PROBLEM REQUIREMENTS: Select the lines of the records containing the word "page" and list them.

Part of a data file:
==============================
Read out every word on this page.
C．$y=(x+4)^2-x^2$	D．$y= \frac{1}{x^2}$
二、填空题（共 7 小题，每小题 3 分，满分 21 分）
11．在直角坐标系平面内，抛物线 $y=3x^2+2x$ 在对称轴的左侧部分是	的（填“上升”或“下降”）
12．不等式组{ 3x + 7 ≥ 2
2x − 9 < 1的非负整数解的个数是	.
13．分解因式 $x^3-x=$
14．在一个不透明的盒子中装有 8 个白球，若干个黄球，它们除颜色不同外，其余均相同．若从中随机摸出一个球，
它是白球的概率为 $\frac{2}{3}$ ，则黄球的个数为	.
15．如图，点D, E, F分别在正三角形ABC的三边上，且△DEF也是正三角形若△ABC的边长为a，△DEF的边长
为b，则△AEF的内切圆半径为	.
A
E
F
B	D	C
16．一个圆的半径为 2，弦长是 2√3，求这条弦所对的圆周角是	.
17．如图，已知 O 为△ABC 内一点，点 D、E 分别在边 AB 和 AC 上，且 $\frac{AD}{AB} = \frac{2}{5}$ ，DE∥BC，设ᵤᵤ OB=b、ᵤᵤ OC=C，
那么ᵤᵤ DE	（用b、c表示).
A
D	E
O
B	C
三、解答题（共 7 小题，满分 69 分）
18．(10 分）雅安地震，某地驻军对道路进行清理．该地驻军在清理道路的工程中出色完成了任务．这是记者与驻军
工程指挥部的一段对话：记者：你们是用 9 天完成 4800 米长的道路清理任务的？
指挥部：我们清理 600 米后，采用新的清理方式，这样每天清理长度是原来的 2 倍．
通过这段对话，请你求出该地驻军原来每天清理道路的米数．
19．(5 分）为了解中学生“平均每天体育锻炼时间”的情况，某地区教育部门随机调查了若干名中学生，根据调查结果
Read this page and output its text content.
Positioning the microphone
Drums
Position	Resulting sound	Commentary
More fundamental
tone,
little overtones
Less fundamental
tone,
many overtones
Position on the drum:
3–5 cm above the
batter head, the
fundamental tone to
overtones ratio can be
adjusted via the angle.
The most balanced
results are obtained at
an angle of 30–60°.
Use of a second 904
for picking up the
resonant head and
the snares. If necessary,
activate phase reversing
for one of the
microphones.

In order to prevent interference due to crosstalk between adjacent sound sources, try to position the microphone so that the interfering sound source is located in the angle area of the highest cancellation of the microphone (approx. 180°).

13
==============================
EXERCISE RESPONSE:
Read out every word on this page.
Read this page and output its text content.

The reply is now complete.